■ Requirements:
Work out the number of lines in the listing that include the string "this". Reply with that number alone.

■ Information shown:
>>>

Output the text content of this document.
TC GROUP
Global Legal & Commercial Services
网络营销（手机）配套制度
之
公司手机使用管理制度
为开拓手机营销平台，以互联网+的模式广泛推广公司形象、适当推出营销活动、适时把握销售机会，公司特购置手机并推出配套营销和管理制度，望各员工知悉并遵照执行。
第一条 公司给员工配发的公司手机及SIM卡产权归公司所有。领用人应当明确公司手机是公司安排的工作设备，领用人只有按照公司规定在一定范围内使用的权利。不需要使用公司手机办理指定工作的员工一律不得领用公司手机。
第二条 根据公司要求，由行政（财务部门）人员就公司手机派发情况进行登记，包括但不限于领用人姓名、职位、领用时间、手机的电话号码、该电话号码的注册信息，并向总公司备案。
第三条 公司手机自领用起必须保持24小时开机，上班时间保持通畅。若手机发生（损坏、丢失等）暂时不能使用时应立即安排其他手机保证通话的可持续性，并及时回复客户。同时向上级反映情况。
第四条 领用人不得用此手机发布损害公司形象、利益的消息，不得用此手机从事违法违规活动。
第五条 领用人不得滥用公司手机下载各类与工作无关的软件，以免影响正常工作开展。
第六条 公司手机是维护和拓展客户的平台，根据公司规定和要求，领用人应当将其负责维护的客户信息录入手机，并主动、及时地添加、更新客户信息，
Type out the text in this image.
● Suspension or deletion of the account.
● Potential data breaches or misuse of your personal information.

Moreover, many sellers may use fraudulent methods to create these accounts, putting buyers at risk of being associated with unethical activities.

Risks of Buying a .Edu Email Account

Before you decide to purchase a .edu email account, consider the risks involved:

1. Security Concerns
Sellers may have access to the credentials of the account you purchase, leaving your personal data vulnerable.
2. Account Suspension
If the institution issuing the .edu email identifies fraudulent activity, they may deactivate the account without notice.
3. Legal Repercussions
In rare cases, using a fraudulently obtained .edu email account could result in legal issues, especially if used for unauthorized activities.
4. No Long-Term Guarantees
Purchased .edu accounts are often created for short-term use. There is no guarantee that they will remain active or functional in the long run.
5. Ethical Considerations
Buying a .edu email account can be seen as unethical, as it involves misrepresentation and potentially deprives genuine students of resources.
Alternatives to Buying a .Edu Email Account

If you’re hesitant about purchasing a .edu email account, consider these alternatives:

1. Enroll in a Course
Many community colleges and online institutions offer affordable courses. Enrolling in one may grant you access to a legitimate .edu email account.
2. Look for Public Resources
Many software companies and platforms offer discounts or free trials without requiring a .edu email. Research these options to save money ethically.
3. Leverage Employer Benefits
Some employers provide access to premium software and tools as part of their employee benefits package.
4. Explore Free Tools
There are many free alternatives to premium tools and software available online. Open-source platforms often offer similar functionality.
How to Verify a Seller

<<<

■ Answer for the task:
2